• _Exercise goal_: All entries should be output exactly as they stand.

━━━━━━

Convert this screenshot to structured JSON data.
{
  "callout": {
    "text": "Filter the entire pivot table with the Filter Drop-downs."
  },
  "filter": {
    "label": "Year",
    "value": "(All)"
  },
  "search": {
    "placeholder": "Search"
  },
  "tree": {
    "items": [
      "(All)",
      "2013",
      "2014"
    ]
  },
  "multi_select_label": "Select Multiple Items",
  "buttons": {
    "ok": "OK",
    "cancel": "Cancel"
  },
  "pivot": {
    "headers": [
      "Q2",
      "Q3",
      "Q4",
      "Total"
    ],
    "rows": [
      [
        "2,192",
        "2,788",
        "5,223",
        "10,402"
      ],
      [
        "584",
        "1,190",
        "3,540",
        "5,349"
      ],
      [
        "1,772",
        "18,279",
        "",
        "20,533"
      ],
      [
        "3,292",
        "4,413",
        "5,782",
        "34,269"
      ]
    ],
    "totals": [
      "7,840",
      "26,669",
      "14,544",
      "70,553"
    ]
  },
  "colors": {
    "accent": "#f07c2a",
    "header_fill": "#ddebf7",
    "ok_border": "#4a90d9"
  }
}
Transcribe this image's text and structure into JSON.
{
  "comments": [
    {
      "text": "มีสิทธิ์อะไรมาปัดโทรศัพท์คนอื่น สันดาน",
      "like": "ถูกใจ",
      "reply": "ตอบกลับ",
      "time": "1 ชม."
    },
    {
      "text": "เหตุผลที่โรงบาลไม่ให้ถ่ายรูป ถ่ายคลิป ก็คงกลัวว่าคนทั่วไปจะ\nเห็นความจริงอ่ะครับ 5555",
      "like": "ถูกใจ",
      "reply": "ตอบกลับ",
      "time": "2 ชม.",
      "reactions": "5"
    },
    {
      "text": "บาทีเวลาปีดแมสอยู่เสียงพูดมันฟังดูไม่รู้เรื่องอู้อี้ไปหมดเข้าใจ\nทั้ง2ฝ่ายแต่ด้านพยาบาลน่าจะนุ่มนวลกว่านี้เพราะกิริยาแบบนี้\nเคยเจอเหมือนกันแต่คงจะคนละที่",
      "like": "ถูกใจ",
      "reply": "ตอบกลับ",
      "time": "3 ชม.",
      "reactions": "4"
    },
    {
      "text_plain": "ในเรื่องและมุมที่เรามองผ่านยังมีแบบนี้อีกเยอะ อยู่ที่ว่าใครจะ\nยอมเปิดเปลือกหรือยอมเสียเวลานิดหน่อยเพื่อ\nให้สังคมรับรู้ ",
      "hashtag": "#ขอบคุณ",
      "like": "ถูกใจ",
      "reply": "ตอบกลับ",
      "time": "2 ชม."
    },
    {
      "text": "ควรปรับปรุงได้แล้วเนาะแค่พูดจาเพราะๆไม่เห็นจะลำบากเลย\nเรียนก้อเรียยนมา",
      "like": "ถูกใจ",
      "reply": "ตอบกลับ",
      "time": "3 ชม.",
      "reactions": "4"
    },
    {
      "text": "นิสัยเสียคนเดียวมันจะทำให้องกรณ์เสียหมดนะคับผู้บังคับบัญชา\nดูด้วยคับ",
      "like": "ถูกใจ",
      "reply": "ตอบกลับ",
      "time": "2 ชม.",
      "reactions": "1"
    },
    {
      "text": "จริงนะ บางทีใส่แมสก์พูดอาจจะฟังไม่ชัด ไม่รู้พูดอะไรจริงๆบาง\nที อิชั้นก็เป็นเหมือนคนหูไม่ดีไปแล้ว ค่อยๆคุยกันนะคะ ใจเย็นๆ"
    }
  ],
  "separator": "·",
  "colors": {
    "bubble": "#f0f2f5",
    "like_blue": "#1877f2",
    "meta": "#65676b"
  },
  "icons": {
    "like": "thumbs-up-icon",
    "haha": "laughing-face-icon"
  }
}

━━━━━━

• _Right answer_:
Convert this screenshot to structured JSON data.
{
  "callout": {
    "text": "Filter the entire pivot table with the Filter Drop-downs."
  },
  "filter": {
    "label": "Year",
    "value": "(All)"
  },
  "search": {
    "placeholder": "Search"
  },
  "tree": {
    "items": [
      "(All)",
      "2013",
      "2014"
    ]
  },
  "multi_select_label": "Select Multiple Items",
  "buttons": {
    "ok": "OK",
    "cancel": "Cancel"
  },
  "pivot": {
    "headers": [
      "Q2",
      "Q3",
      "Q4",
      "Total"
    ],
    "rows": [
      [
        "2,192",
        "2,788",
        "5,223",
        "10,402"
      ],
      [
        "584",
        "1,190",
        "3,540",
        "5,349"
      ],
      [
        "1,772",
        "18,279",
        "",
        "20,533"
      ],
      [
        "3,292",
        "4,413",
        "5,782",
        "34,269"
      ]
    ],
    "totals": [
      "7,840",
      "26,669",
      "14,544",
      "70,553"
    ]
  },
  "colors": {
    "accent": "#f07c2a",
    "header_fill": "#ddebf7",
    "ok_border": "#4a90d9"
  }
}
Transcribe this image's text and structure into JSON.
{
  "comments": [
    {
      "text": "มีสิทธิ์อะไรมาปัดโทรศัพท์คนอื่น สันดาน",
      "like": "ถูกใจ",
      "reply": "ตอบกลับ",
      "time": "1 ชม."
    },
    {
      "text": "เหตุผลที่โรงบาลไม่ให้ถ่ายรูป ถ่ายคลิป ก็คงกลัวว่าคนทั่วไปจะ\nเห็นความจริงอ่ะครับ 5555",
      "like": "ถูกใจ",
      "reply": "ตอบกลับ",
      "time": "2 ชม.",
      "reactions": "5"
    },
    {
      "text": "บาทีเวลาปีดแมสอยู่เสียงพูดมันฟังดูไม่รู้เรื่องอู้อี้ไปหมดเข้าใจ\nทั้ง2ฝ่ายแต่ด้านพยาบาลน่าจะนุ่มนวลกว่านี้เพราะกิริยาแบบนี้\nเคยเจอเหมือนกันแต่คงจะคนละที่",
      "like": "ถูกใจ",
      "reply": "ตอบกลับ",
      "time": "3 ชม.",
      "reactions": "4"
    },
    {
      "text_plain": "ในเรื่องและมุมที่เรามองผ่านยังมีแบบนี้อีกเยอะ อยู่ที่ว่าใครจะ\nยอมเปิดเปลือกหรือยอมเสียเวลานิดหน่อยเพื่อ\nให้สังคมรับรู้ ",
      "hashtag": "#ขอบคุณ",
      "like": "ถูกใจ",
      "reply": "ตอบกลับ",
      "time": "2 ชม."
    },
    {
      "text": "ควรปรับปรุงได้แล้วเนาะแค่พูดจาเพราะๆไม่เห็นจะลำบากเลย\nเรียนก้อเรียยนมา",
      "like": "ถูกใจ",
      "reply": "ตอบกลับ",
      "time": "3 ชม.",
      "reactions": "4"
    },
    {
      "text": "นิสัยเสียคนเดียวมันจะทำให้องกรณ์เสียหมดนะคับผู้บังคับบัญชา\nดูด้วยคับ",
      "like": "ถูกใจ",
      "reply": "ตอบกลับ",
      "time": "2 ชม.",
      "reactions": "1"
    },
    {
      "text": "จริงนะ บางทีใส่แมสก์พูดอาจจะฟังไม่ชัด ไม่รู้พูดอะไรจริงๆบาง\nที อิชั้นก็เป็นเหมือนคนหูไม่ดีไปแล้ว ค่อยๆคุยกันนะคะ ใจเย็นๆ"
    }
  ],
  "separator": "·",
  "colors": {
    "bubble": "#f0f2f5",
    "like_blue": "#1877f2",
    "meta": "#65676b"
  },
  "icons": {
    "like": "thumbs-up-icon",
    "haha": "laughing-face-icon"
  }
}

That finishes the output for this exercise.